A run of records

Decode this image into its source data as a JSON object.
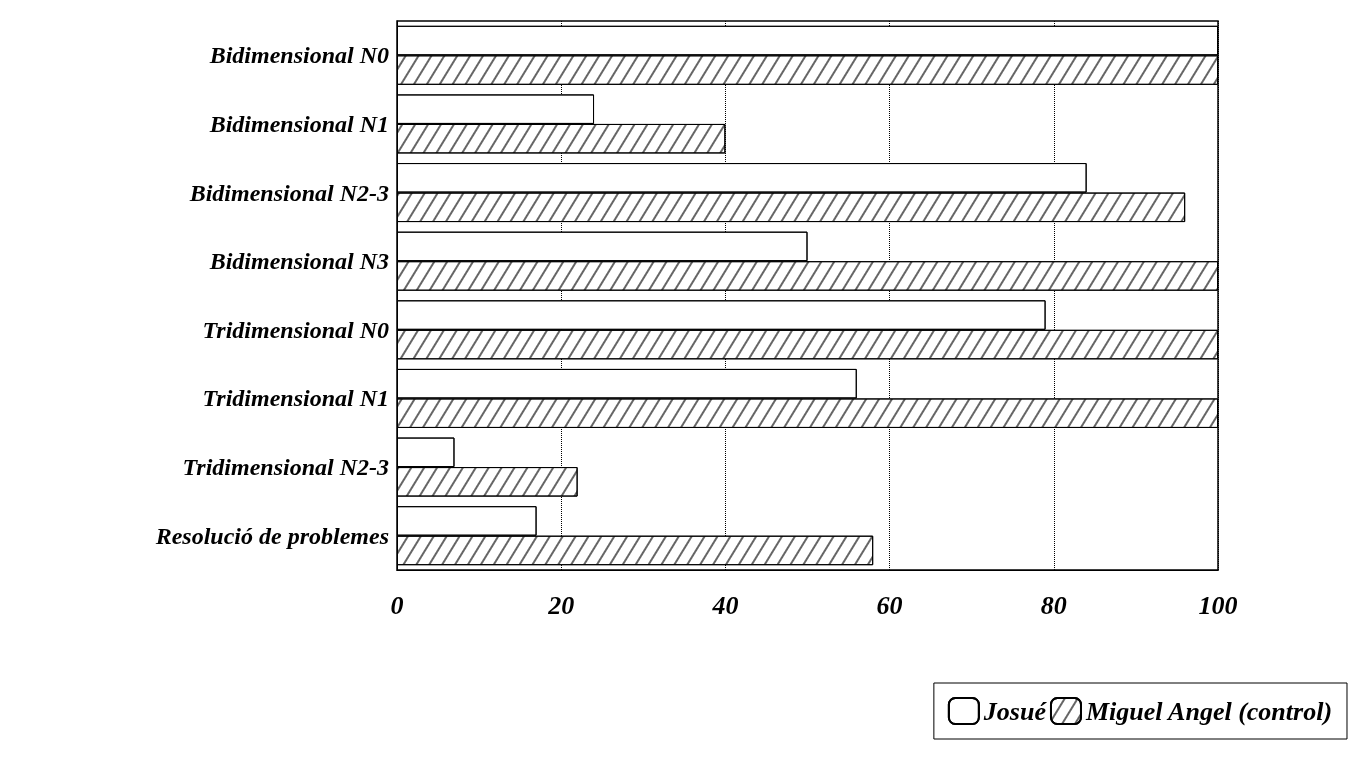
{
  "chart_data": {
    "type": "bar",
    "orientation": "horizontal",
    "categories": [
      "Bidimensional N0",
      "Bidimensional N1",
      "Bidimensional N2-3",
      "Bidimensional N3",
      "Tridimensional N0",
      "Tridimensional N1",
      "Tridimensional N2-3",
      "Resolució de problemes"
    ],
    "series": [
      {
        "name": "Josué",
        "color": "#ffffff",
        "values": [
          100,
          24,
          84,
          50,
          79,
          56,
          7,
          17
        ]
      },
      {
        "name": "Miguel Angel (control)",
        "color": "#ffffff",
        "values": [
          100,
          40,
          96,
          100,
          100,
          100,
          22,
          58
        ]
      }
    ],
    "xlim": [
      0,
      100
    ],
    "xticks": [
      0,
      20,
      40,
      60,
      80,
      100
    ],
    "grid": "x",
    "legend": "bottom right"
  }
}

WHAT TO DO: Collect each line above holding the string "name".

TASK RESULT:
        "name": "Josué",
        "name": "Miguel Angel (control)",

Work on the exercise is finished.